▶ **WHAT THE EXERCISE ASKS**
Write the data below out exactly as it stands. Do not include the pictures.

(Dataset items)
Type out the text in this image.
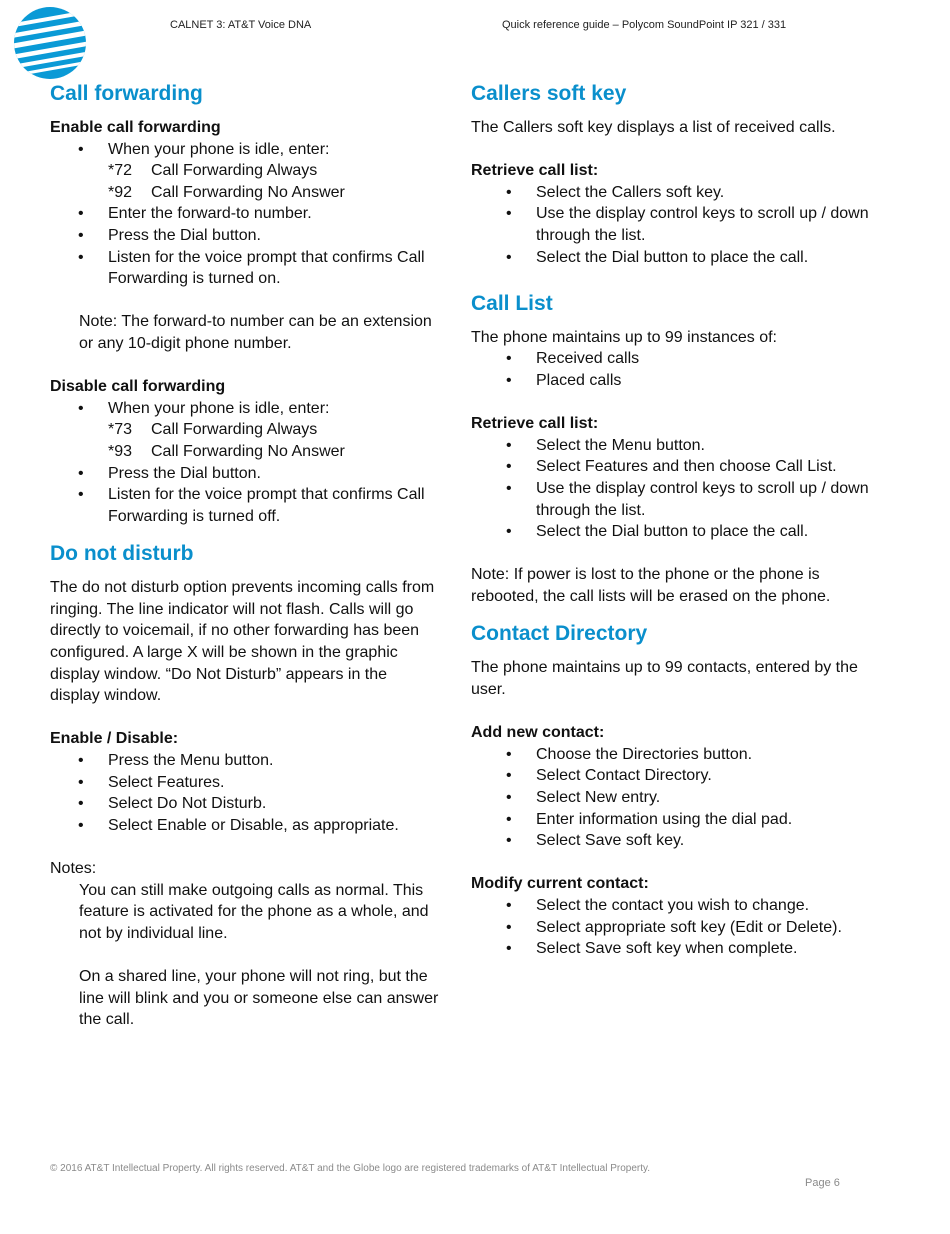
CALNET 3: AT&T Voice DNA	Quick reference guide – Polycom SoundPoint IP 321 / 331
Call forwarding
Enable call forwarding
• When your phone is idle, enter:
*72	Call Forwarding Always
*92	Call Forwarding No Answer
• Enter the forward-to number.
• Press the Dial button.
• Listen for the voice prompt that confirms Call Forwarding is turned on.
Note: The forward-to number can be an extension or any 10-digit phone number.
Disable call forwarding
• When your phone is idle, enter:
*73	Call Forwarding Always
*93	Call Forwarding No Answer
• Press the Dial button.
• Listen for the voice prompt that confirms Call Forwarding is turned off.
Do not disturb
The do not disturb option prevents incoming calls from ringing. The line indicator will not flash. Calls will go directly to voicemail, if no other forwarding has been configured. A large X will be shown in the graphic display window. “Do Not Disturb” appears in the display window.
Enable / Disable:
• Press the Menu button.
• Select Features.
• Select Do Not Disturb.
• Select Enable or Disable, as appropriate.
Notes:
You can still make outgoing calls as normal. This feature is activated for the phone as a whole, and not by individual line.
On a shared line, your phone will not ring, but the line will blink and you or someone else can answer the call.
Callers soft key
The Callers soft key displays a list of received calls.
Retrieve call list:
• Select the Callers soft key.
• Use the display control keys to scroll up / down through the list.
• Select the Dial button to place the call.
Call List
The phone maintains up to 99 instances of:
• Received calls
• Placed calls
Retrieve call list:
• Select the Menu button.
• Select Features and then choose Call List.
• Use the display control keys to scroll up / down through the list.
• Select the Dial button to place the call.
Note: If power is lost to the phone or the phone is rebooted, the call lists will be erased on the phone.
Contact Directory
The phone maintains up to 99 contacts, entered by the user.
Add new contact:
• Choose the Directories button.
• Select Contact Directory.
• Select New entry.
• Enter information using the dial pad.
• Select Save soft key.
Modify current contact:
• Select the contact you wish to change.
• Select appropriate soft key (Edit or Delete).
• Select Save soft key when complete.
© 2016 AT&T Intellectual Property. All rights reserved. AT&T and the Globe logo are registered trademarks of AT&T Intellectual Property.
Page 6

▶ **SOLUTION FOR THIS PROBLEM**
Type out the text in this image.
CALNET 3: AT&T Voice DNA	Quick reference guide – Polycom SoundPoint IP 321 / 331
Call forwarding
Enable call forwarding
• When your phone is idle, enter:
*72	Call Forwarding Always
*92	Call Forwarding No Answer
• Enter the forward-to number.
• Press the Dial button.
• Listen for the voice prompt that confirms Call Forwarding is turned on.
Note: The forward-to number can be an extension or any 10-digit phone number.
Disable call forwarding
• When your phone is idle, enter:
*73	Call Forwarding Always
*93	Call Forwarding No Answer
• Press the Dial button.
• Listen for the voice prompt that confirms Call Forwarding is turned off.
Do not disturb
The do not disturb option prevents incoming calls from ringing. The line indicator will not flash. Calls will go directly to voicemail, if no other forwarding has been configured. A large X will be shown in the graphic display window. “Do Not Disturb” appears in the display window.
Enable / Disable:
• Press the Menu button.
• Select Features.
• Select Do Not Disturb.
• Select Enable or Disable, as appropriate.
Notes:
You can still make outgoing calls as normal. This feature is activated for the phone as a whole, and not by individual line.
On a shared line, your phone will not ring, but the line will blink and you or someone else can answer the call.
Callers soft key
The Callers soft key displays a list of received calls.
Retrieve call list:
• Select the Callers soft key.
• Use the display control keys to scroll up / down through the list.
• Select the Dial button to place the call.
Call List
The phone maintains up to 99 instances of:
• Received calls
• Placed calls
Retrieve call list:
• Select the Menu button.
• Select Features and then choose Call List.
• Use the display control keys to scroll up / down through the list.
• Select the Dial button to place the call.
Note: If power is lost to the phone or the phone is rebooted, the call lists will be erased on the phone.
Contact Directory
The phone maintains up to 99 contacts, entered by the user.
Add new contact:
• Choose the Directories button.
• Select Contact Directory.
• Select New entry.
• Enter information using the dial pad.
• Select Save soft key.
Modify current contact:
• Select the contact you wish to change.
• Select appropriate soft key (Edit or Delete).
• Select Save soft key when complete.
© 2016 AT&T Intellectual Property. All rights reserved. AT&T and the Globe logo are registered trademarks of AT&T Intellectual Property.
Page 6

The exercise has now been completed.